(begin)

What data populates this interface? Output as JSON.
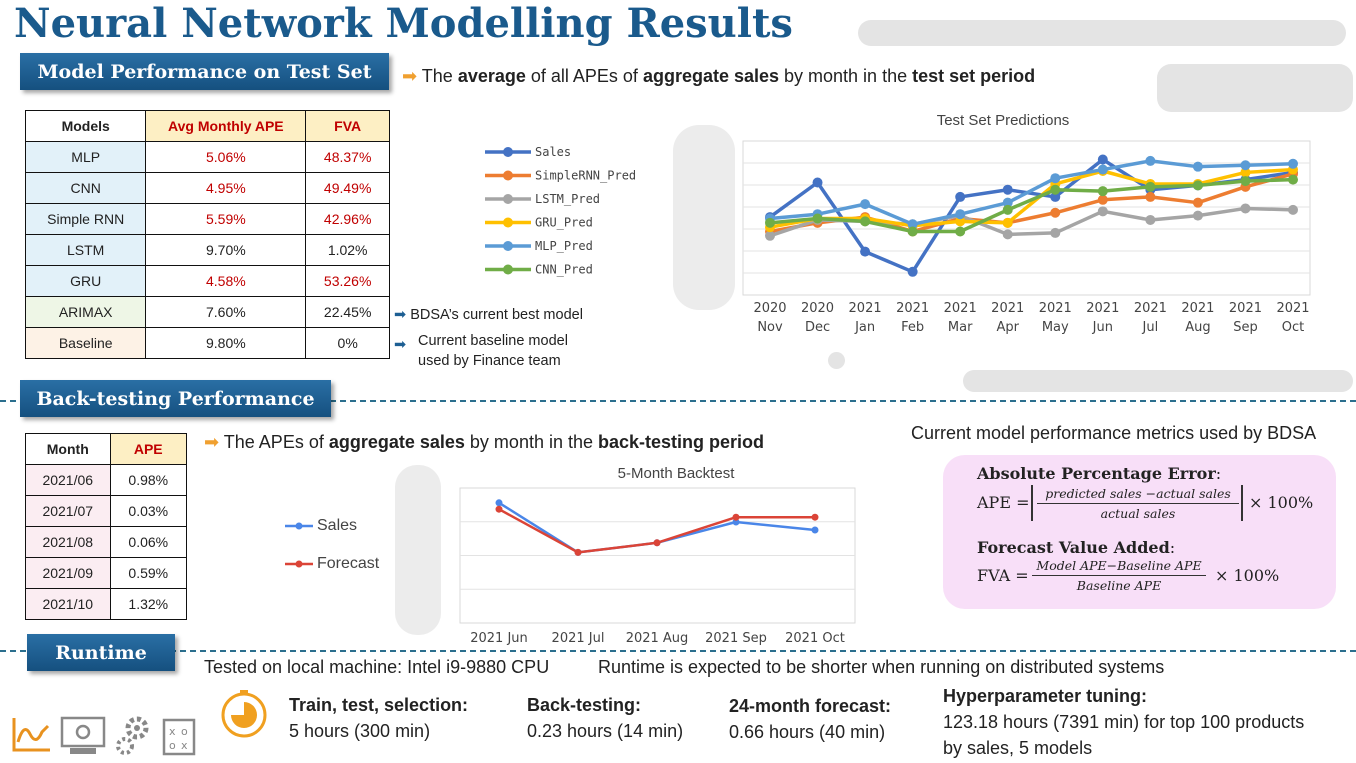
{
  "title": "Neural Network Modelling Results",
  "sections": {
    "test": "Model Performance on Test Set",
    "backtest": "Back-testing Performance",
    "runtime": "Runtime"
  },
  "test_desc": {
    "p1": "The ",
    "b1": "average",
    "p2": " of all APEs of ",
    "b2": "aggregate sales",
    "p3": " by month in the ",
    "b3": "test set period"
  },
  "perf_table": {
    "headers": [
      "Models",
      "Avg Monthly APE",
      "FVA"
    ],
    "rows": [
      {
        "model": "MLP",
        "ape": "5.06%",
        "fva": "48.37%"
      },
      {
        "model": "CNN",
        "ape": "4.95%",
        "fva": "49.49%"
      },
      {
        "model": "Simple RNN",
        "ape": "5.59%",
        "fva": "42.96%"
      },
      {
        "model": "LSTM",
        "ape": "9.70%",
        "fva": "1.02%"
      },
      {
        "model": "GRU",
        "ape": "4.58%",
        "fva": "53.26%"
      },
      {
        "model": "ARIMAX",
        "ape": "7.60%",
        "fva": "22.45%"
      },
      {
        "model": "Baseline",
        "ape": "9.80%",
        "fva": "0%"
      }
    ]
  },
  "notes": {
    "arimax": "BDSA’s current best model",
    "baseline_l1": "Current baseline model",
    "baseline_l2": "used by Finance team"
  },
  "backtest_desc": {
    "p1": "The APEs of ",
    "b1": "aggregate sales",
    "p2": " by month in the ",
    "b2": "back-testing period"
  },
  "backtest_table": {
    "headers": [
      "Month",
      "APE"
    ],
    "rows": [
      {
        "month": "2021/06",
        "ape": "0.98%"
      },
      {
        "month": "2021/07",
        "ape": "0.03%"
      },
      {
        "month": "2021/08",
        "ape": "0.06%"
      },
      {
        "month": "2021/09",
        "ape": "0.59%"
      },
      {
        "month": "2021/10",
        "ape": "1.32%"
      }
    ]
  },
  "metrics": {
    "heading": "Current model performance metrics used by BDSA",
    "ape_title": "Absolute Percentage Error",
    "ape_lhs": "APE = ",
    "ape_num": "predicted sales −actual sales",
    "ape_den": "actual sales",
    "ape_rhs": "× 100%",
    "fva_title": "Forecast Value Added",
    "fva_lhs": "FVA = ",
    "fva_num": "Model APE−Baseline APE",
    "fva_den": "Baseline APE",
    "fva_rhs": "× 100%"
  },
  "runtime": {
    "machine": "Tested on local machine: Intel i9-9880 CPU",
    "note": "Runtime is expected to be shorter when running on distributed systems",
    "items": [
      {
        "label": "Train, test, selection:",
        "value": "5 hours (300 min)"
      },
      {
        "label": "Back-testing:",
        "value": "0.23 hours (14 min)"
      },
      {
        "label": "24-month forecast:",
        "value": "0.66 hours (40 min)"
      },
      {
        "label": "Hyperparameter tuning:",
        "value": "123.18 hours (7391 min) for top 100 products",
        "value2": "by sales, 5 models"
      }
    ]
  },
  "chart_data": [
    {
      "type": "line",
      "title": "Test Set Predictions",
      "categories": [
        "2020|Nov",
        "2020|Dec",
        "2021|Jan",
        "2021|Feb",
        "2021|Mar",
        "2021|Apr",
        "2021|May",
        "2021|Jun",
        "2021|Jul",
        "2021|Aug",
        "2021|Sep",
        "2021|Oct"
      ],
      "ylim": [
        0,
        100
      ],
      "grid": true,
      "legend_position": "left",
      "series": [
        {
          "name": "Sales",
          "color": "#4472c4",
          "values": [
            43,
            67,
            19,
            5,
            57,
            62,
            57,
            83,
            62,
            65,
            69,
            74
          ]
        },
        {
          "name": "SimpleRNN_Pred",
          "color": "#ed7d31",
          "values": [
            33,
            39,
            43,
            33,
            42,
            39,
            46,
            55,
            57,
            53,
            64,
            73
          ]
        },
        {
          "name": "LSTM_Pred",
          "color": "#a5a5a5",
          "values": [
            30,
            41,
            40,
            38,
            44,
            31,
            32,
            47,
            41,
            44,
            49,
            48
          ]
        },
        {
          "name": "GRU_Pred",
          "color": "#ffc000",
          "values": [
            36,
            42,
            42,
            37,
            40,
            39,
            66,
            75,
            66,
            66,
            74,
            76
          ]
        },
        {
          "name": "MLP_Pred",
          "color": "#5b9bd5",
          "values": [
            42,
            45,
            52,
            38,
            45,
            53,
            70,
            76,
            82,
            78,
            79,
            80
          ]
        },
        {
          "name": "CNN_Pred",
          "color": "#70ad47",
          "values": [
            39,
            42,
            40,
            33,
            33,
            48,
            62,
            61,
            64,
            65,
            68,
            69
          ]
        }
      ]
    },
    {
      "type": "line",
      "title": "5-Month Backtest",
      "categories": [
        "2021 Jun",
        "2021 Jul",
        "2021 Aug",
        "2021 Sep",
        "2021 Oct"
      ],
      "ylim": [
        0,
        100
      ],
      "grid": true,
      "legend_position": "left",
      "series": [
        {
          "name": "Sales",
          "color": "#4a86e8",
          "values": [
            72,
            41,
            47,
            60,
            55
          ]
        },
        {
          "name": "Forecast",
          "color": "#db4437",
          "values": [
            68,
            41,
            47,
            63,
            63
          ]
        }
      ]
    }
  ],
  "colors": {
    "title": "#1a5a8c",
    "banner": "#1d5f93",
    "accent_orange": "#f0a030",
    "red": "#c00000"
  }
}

(end)
(begin)

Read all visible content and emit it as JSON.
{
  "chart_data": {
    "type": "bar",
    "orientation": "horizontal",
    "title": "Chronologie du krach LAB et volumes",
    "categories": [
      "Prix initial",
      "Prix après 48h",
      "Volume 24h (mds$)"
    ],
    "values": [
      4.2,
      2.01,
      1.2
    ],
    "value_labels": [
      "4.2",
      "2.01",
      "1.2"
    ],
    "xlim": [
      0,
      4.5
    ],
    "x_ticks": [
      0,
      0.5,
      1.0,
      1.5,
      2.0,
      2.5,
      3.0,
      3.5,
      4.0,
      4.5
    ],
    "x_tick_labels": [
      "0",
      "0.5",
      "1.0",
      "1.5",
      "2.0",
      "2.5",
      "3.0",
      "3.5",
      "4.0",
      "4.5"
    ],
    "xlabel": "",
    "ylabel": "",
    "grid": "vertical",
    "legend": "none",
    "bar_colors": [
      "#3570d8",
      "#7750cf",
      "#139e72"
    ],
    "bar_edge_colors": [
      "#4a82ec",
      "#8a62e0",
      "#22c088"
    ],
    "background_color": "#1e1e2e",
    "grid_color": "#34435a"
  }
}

(end)
(begin)

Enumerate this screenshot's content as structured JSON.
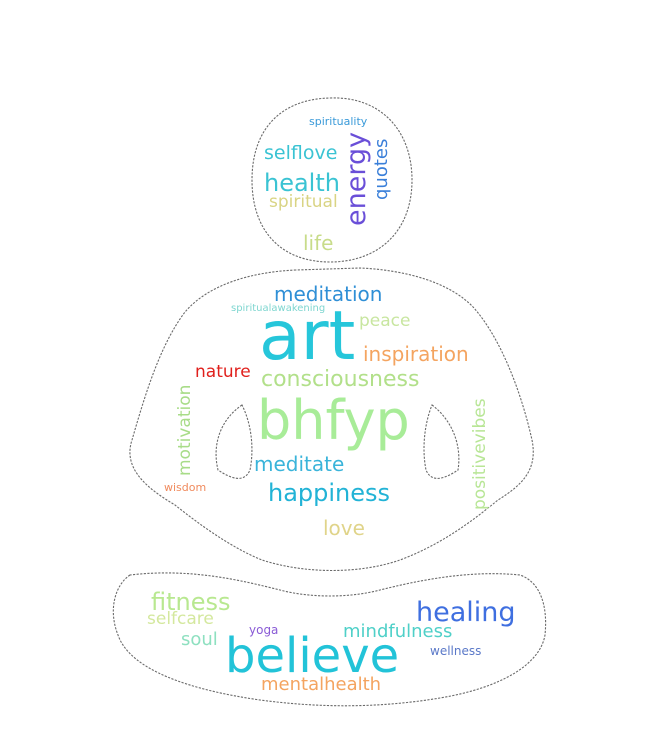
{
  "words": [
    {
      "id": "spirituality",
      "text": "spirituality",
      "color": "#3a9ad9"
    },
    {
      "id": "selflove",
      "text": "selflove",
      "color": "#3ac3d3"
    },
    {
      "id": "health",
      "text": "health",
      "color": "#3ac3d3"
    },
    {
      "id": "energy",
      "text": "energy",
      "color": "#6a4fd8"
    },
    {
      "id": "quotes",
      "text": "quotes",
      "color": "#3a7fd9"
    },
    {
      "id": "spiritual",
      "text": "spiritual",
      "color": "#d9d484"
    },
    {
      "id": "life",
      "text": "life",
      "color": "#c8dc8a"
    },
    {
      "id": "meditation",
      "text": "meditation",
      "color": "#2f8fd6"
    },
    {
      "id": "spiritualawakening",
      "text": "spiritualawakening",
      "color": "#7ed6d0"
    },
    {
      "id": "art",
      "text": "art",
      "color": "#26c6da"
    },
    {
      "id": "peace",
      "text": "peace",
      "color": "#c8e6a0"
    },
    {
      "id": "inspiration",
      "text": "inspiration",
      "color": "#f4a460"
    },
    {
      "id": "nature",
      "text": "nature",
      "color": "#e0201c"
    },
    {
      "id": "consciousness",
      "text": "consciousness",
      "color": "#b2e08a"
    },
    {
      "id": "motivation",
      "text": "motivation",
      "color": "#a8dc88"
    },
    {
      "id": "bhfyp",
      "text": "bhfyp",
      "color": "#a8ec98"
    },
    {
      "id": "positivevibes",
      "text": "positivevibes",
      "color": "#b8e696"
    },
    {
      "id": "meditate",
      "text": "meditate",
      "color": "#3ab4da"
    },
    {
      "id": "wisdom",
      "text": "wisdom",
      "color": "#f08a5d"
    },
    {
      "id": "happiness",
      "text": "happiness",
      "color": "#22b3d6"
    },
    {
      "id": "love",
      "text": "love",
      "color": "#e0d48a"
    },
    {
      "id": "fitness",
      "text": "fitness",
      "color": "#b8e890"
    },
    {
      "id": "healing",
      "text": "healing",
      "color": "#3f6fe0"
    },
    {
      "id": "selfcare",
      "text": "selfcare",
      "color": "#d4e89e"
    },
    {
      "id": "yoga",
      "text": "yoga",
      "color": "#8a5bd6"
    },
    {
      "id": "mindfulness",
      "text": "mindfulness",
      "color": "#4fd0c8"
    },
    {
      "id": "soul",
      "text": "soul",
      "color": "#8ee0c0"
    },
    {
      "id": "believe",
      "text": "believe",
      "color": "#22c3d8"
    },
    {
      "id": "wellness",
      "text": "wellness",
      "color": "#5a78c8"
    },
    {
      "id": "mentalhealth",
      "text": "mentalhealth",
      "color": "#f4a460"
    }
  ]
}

(end)

» Problem
Show the lines that mention the word "metrics".

» Correct result
  "metrics": {
    "heading": "Current model performance metrics used by BDSA",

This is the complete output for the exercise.